Instructions for the task
Tally the lines containing the word "fraction" and give the total alone.

[Figure record extracts]
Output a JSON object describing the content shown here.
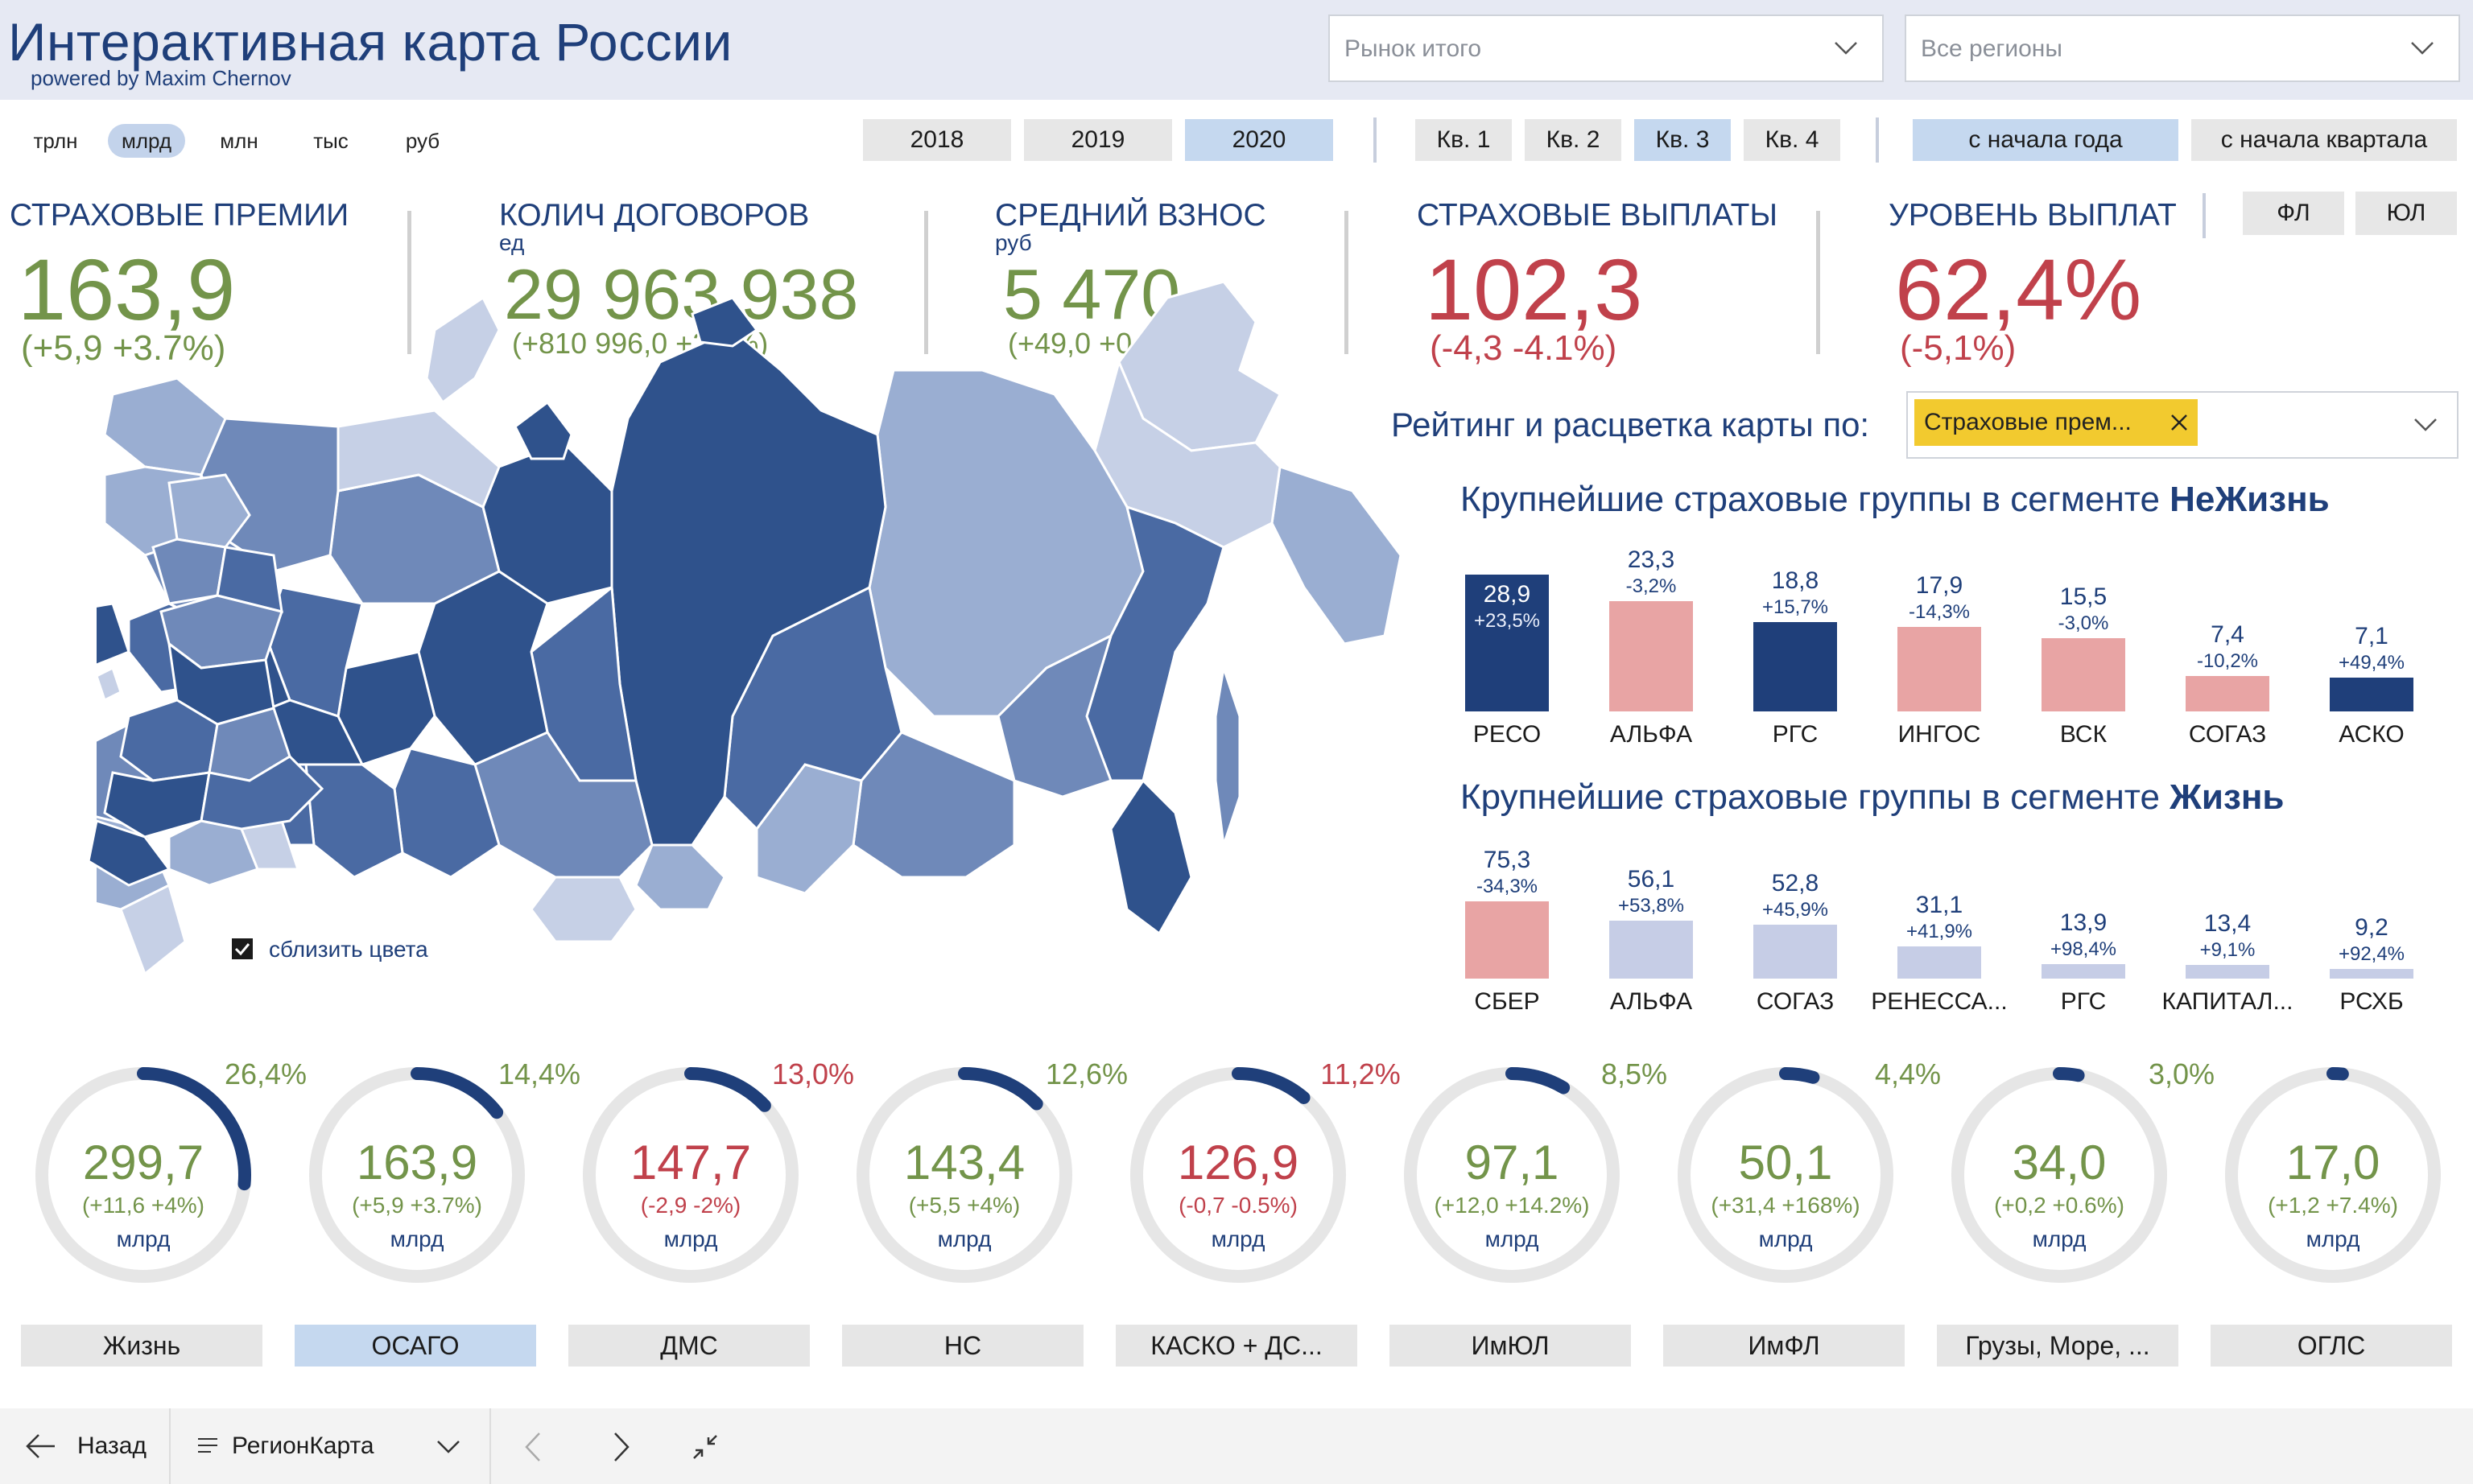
{
  "header": {
    "title": "Интерактивная карта России",
    "subtitle": "powered by Maxim Chernov",
    "market_dropdown": "Рынок итого",
    "region_dropdown": "Все регионы"
  },
  "units": [
    {
      "label": "трлн",
      "active": false
    },
    {
      "label": "млрд",
      "active": true
    },
    {
      "label": "млн",
      "active": false
    },
    {
      "label": "тыс",
      "active": false
    },
    {
      "label": "руб",
      "active": false
    }
  ],
  "years": [
    {
      "label": "2018",
      "active": false
    },
    {
      "label": "2019",
      "active": false
    },
    {
      "label": "2020",
      "active": true
    }
  ],
  "quarters": [
    {
      "label": "Кв. 1",
      "active": false
    },
    {
      "label": "Кв. 2",
      "active": false
    },
    {
      "label": "Кв. 3",
      "active": true
    },
    {
      "label": "Кв. 4",
      "active": false
    }
  ],
  "periods": [
    {
      "label": "с начала года",
      "active": true
    },
    {
      "label": "с начала квартала",
      "active": false
    }
  ],
  "client_type": [
    {
      "label": "ФЛ"
    },
    {
      "label": "ЮЛ"
    }
  ],
  "kpis": {
    "premiums": {
      "label": "СТРАХОВЫЕ ПРЕМИИ",
      "value": "163,9",
      "delta": "(+5,9 +3.7%)"
    },
    "contracts": {
      "label": "КОЛИЧ ДОГОВОРОВ",
      "unit": "ед",
      "value": "29 963 938",
      "delta": "(+810 996,0 +2.8%)"
    },
    "avg": {
      "label": "СРЕДНИЙ ВЗНОС",
      "unit": "руб",
      "value": "5 470",
      "delta": "(+49,0 +0.9%)"
    },
    "payouts": {
      "label": "СТРАХОВЫЕ ВЫПЛАТЫ",
      "value": "102,3",
      "delta": "(-4,3 -4.1%)"
    },
    "ratio": {
      "label": "УРОВЕНЬ ВЫПЛАТ",
      "value": "62,4%",
      "delta": "(-5,1%)"
    }
  },
  "map": {
    "checkbox_label": "сблизить цвета",
    "checked": true,
    "colors": {
      "darkest": "#2f528c",
      "dark": "#4a6aa3",
      "mid": "#6f89b9",
      "light": "#9aaed2",
      "lightest": "#c6d0e6"
    }
  },
  "rating": {
    "label": "Рейтинг и расцветка карты по:",
    "chip": "Страховые прем..."
  },
  "nonlife": {
    "title_prefix": "Крупнейшие страховые группы в сегменте ",
    "title_bold": "НеЖизнь",
    "chart_data": {
      "type": "bar",
      "categories": [
        "РЕСО",
        "АЛЬФА",
        "РГС",
        "ИНГОС",
        "ВСК",
        "СОГАЗ",
        "АСКО"
      ],
      "values": [
        28.9,
        23.3,
        18.8,
        17.9,
        15.5,
        7.4,
        7.1
      ],
      "value_labels": [
        "28,9",
        "23,3",
        "18,8",
        "17,9",
        "15,5",
        "7,4",
        "7,1"
      ],
      "delta_labels": [
        "+23,5%",
        "-3,2%",
        "+15,7%",
        "-14,3%",
        "-3,0%",
        "-10,2%",
        "+49,4%"
      ],
      "colors": [
        "#1f3f7a",
        "#e8a4a4",
        "#1f3f7a",
        "#e8a4a4",
        "#e8a4a4",
        "#e8a4a4",
        "#1f3f7a"
      ],
      "label_inside": [
        true,
        false,
        false,
        false,
        false,
        false,
        false
      ]
    }
  },
  "life": {
    "title_prefix": "Крупнейшие страховые группы в сегменте ",
    "title_bold": "Жизнь",
    "chart_data": {
      "type": "bar",
      "categories": [
        "СБЕР",
        "АЛЬФА",
        "СОГАЗ",
        "РЕНЕССА...",
        "РГС",
        "КАПИТАЛ...",
        "РСХБ"
      ],
      "values": [
        75.3,
        56.1,
        52.8,
        31.1,
        13.9,
        13.4,
        9.2
      ],
      "value_labels": [
        "75,3",
        "56,1",
        "52,8",
        "31,1",
        "13,9",
        "13,4",
        "9,2"
      ],
      "delta_labels": [
        "-34,3%",
        "+53,8%",
        "+45,9%",
        "+41,9%",
        "+98,4%",
        "+9,1%",
        "+92,4%"
      ],
      "colors": [
        "#e8a4a4",
        "#c6cde6",
        "#c6cde6",
        "#c6cde6",
        "#c6cde6",
        "#c6cde6",
        "#c6cde6"
      ]
    }
  },
  "segments": [
    {
      "name": "Жизнь",
      "value": "299,7",
      "delta": "(+11,6 +4%)",
      "unit": "млрд",
      "share": "26,4%",
      "fraction": 0.264,
      "positive": true,
      "active": false
    },
    {
      "name": "ОСАГО",
      "value": "163,9",
      "delta": "(+5,9 +3.7%)",
      "unit": "млрд",
      "share": "14,4%",
      "fraction": 0.144,
      "positive": true,
      "active": true
    },
    {
      "name": "ДМС",
      "value": "147,7",
      "delta": "(-2,9 -2%)",
      "unit": "млрд",
      "share": "13,0%",
      "fraction": 0.13,
      "positive": false,
      "active": false
    },
    {
      "name": "НС",
      "value": "143,4",
      "delta": "(+5,5 +4%)",
      "unit": "млрд",
      "share": "12,6%",
      "fraction": 0.126,
      "positive": true,
      "active": false
    },
    {
      "name": "КАСКО + ДС...",
      "value": "126,9",
      "delta": "(-0,7 -0.5%)",
      "unit": "млрд",
      "share": "11,2%",
      "fraction": 0.112,
      "positive": false,
      "active": false
    },
    {
      "name": "ИмЮЛ",
      "value": "97,1",
      "delta": "(+12,0 +14.2%)",
      "unit": "млрд",
      "share": "8,5%",
      "fraction": 0.085,
      "positive": true,
      "active": false
    },
    {
      "name": "ИмФЛ",
      "value": "50,1",
      "delta": "(+31,4 +168%)",
      "unit": "млрд",
      "share": "4,4%",
      "fraction": 0.044,
      "positive": true,
      "active": false
    },
    {
      "name": "Грузы, Море, ...",
      "value": "34,0",
      "delta": "(+0,2 +0.6%)",
      "unit": "млрд",
      "share": "3,0%",
      "fraction": 0.03,
      "positive": true,
      "active": false
    },
    {
      "name": "ОГЛС",
      "value": "17,0",
      "delta": "(+1,2 +7.4%)",
      "unit": "млрд",
      "share": "",
      "fraction": 0.015,
      "positive": true,
      "active": false
    }
  ],
  "footer": {
    "back_label": "Назад",
    "page_label": "РегионКарта"
  }
}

Worked solution
9